* **DATASET ENTRIES**:
+++
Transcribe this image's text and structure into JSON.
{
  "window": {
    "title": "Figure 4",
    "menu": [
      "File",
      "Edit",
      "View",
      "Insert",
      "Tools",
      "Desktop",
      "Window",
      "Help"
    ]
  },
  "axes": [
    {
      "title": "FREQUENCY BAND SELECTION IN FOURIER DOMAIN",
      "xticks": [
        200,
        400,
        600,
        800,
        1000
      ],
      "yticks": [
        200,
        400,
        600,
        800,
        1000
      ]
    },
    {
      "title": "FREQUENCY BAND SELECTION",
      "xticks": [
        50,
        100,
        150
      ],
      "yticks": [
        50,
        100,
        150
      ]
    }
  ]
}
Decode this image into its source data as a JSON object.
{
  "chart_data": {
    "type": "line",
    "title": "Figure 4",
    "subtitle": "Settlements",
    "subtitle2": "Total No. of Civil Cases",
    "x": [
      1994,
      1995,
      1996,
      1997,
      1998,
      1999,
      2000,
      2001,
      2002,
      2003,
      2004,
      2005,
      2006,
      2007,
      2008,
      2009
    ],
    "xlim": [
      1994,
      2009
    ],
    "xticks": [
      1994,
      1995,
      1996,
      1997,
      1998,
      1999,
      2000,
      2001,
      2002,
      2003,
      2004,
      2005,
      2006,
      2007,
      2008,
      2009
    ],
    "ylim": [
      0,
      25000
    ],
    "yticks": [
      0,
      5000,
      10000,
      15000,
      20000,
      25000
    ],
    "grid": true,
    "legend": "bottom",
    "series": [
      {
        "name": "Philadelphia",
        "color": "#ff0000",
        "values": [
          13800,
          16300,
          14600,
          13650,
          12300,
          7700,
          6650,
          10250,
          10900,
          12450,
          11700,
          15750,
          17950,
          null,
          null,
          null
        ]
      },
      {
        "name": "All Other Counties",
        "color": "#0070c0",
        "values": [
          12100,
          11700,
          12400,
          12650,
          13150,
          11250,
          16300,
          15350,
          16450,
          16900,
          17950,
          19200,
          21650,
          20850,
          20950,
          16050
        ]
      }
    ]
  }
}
+++
* **SET PROBLEM**:
Repeat the line containing "Decode this image" and all subsequent lines through the final line of the data, exactly and with no others.

* **OUTPUT OF THE TASK**:
Decode this image into its source data as a JSON object.
{
  "chart_data": {
    "type": "line",
    "title": "Figure 4",
    "subtitle": "Settlements",
    "subtitle2": "Total No. of Civil Cases",
    "x": [
      1994,
      1995,
      1996,
      1997,
      1998,
      1999,
      2000,
      2001,
      2002,
      2003,
      2004,
      2005,
      2006,
      2007,
      2008,
      2009
    ],
    "xlim": [
      1994,
      2009
    ],
    "xticks": [
      1994,
      1995,
      1996,
      1997,
      1998,
      1999,
      2000,
      2001,
      2002,
      2003,
      2004,
      2005,
      2006,
      2007,
      2008,
      2009
    ],
    "ylim": [
      0,
      25000
    ],
    "yticks": [
      0,
      5000,
      10000,
      15000,
      20000,
      25000
    ],
    "grid": true,
    "legend": "bottom",
    "series": [
      {
        "name": "Philadelphia",
        "color": "#ff0000",
        "values": [
          13800,
          16300,
          14600,
          13650,
          12300,
          7700,
          6650,
          10250,
          10900,
          12450,
          11700,
          15750,
          17950,
          null,
          null,
          null
        ]
      },
      {
        "name": "All Other Counties",
        "color": "#0070c0",
        "values": [
          12100,
          11700,
          12400,
          12650,
          13150,
          11250,
          16300,
          15350,
          16450,
          16900,
          17950,
          19200,
          21650,
          20850,
          20950,
          16050
        ]
      }
    ]
  }
}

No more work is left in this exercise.